Find all lines in the records that include the word "this", and copy them out.
— START Dataset entries —
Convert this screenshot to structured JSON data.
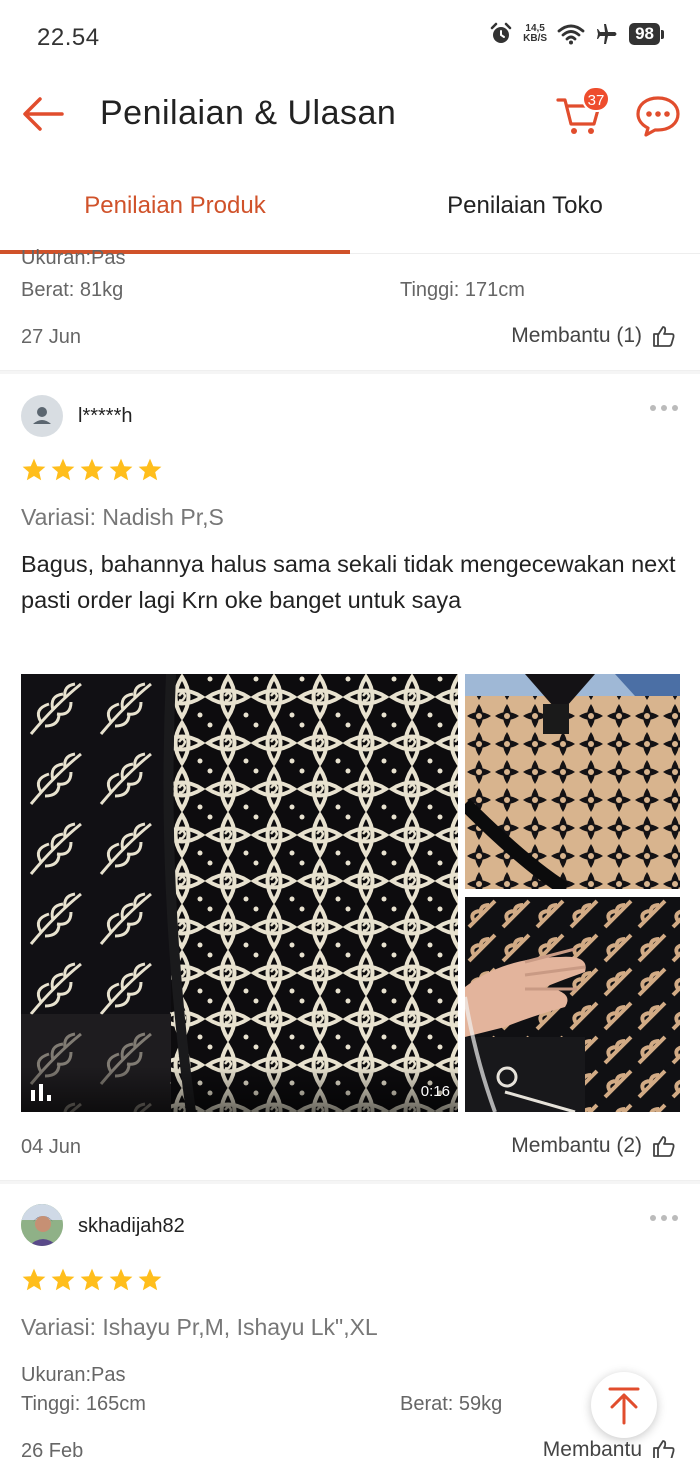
{
  "status_bar": {
    "time": "22.54",
    "net_speed_value": "14,5",
    "net_speed_unit": "KB/S",
    "battery": "98",
    "icons": [
      "alarm-icon",
      "wifi-icon",
      "airplane-icon",
      "battery-icon"
    ]
  },
  "header": {
    "title": "Penilaian & Ulasan",
    "cart_count": "37",
    "accent_color": "#ee4d2d"
  },
  "tabs": [
    {
      "label": "Penilaian Produk",
      "active": true
    },
    {
      "label": "Penilaian Toko",
      "active": false
    }
  ],
  "previous_review": {
    "size_fit": "Ukuran:Pas",
    "weight": "Berat: 81kg",
    "height": "Tinggi: 171cm",
    "date": "27 Jun",
    "helpful": "Membantu (1)"
  },
  "review1": {
    "username": "l*****h",
    "rating": 5,
    "variant": "Variasi: Nadish Pr,S",
    "text": "Bagus, bahannya halus sama sekali tidak mengecewakan next pasti order lagi Krn oke banget untuk saya",
    "video_duration": "0:16",
    "date": "04 Jun",
    "helpful": "Membantu (2)"
  },
  "review2": {
    "username": "skhadijah82",
    "rating": 5,
    "variant": "Variasi: Ishayu Pr,M, Ishayu Lk\",XL",
    "size_fit": "Ukuran:Pas",
    "height": "Tinggi: 165cm",
    "weight": "Berat: 59kg",
    "date": "26 Feb",
    "helpful": "Membantu"
  }
}
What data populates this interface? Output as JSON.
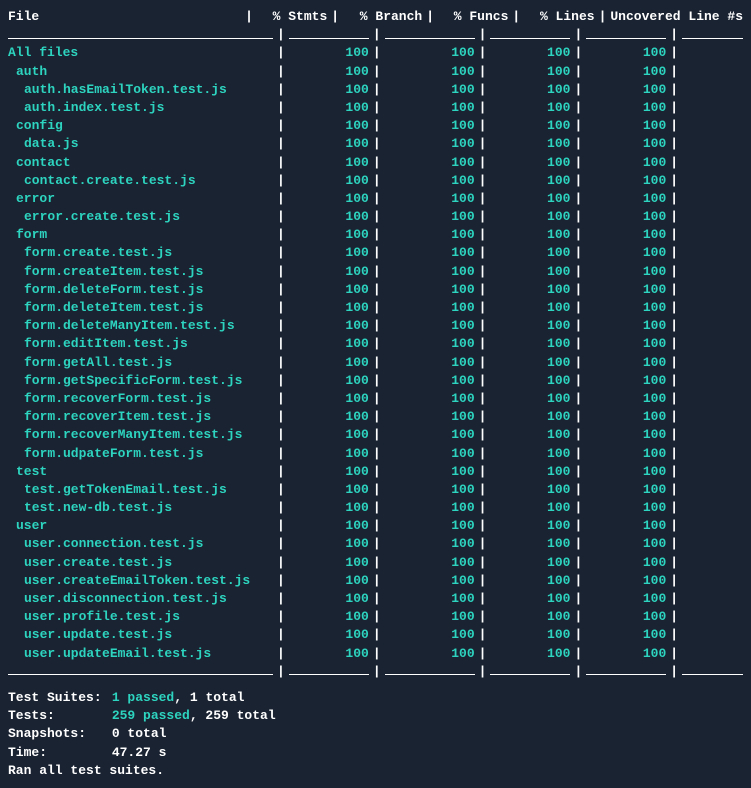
— END Dataset entries —
Response to the exercise ::
Convert this screenshot to structured JSON data.
What data populates this interface? Output as JSON.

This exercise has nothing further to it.